## Task details
Search the records for the word "uden" and pick out every line that has it.
[START]
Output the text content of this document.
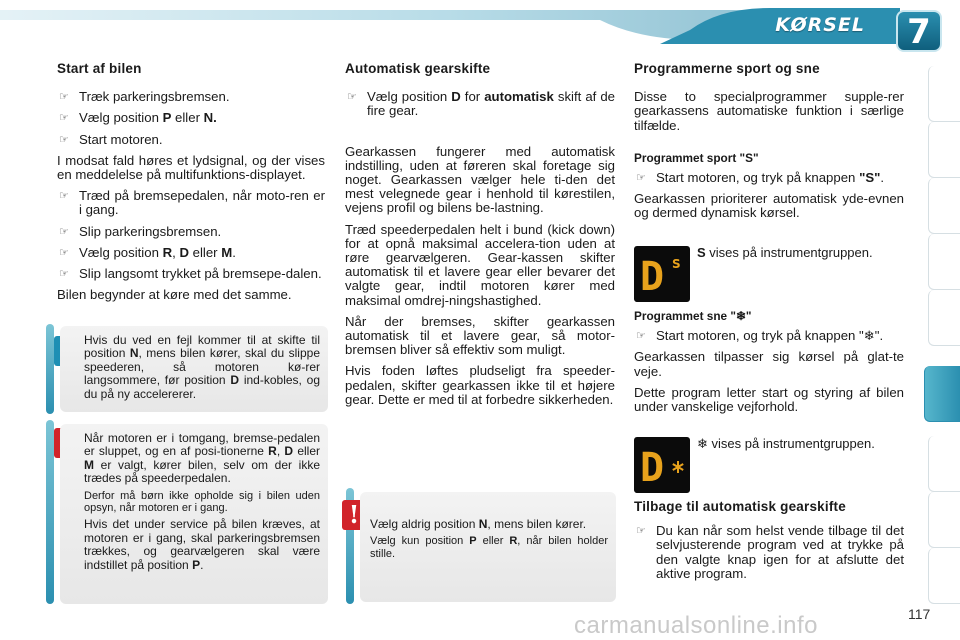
KØRSEL 7
Start af bilen
☞ Træk parkeringsbremsen.
☞ Vælg position P eller N.
☞ Start motoren.

I modsat fald høres et lydsignal, og der vises en meddelelse på multifunktions-displayet.

☞ Træd på bremsepedalen, når moto-ren er i gang.
☞ Slip parkeringsbremsen.
☞ Vælg position R, D eller M.
☞ Slip langsomt trykket på bremsepe-dalen.

Bilen begynder at køre med det samme.

Hvis du ved en fejl kommer til at skifte til position N, mens bilen kører, skal du slippe speederen, så motoren kø-rer langsommere, før position D ind-kobles, og du på ny accelererer.

Når motoren er i tomgang, bremse-pedalen er sluppet, og en af posi-tionerne R, D eller M er valgt, kører bilen, selv om der ikke trædes på speederpedalen.

Derfor må børn ikke opholde sig i bilen uden opsyn, når motoren er i gang.

Hvis det under service på bilen kræves, at motoren er i gang, skal parkeringsbremsen trækkes, og gearvælgeren skal være indstillet på position P.

Automatisk gearskifte
☞ Vælg position D for automatisk skift af de fire gear.

Gearkassen fungerer med automatisk indstilling, uden at føreren skal foretage sig noget. Gearkassen vælger hele ti-den det mest velegnede gear i henhold til kørestilen, vejens profil og bilens be-lastning.

Træd speederpedalen helt i bund (kick down) for at opnå maksimal accelera-tion uden at røre gearvælgeren. Gear-kassen skifter automatisk til et lavere gear eller bevarer det valgte gear, indtil motoren kører med maksimal omdrej-ningshastighed.

Når der bremses, skifter gearkassen automatisk til et lavere gear, så motor-bremsen bliver så effektiv som muligt.

Hvis foden løftes pludseligt fra speeder-pedalen, skifter gearkassen ikke til et højere gear. Dette er med til at forbedre sikkerheden.

! Vælg aldrig position N, mens bilen kører.

Vælg kun position P eller R, når bilen holder stille.

Programmerne sport og sne

Disse to specialprogrammer supple-rer gearkassens automatiske funktion i særlige tilfælde.

Programmet sport "S"
☞ Start motoren, og tryk på knappen "S".

Gearkassen prioriterer automatisk yde-evnen og dermed dynamisk kørsel.

D S
S vises på instrumentgruppen.
Programmet sne "❄"
☞ Start motoren, og tryk på knappen "❄".

Gearkassen tilpasser sig kørsel på glat-te veje.

Dette program letter start og styring af bilen under vanskelige vejforhold.

D
❄ vises på instrumentgruppen.
Tilbage til automatisk gearskifte
☞ Du kan når som helst vende tilbage til det selvjusterende program ved at trykke på den valgte knap igen for at afslutte det aktive program.
carmanualsonline.info	117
[END]
## Task solution
Derfor må børn ikke opholde sig i bilen uden opsyn, når motoren er i gang.
Gearkassen fungerer med automatisk indstilling, uden at føreren skal foretage sig noget. Gearkassen vælger hele ti-den det mest velegnede gear i henhold til kørestilen, vejens profil og bilens be-lastning.
Træd speederpedalen helt i bund (kick down) for at opnå maksimal accelera-tion uden at røre gearvælgeren. Gear-kassen skifter automatisk til et lavere gear eller bevarer det valgte gear, indtil motoren kører med maksimal omdrej-ningshastighed.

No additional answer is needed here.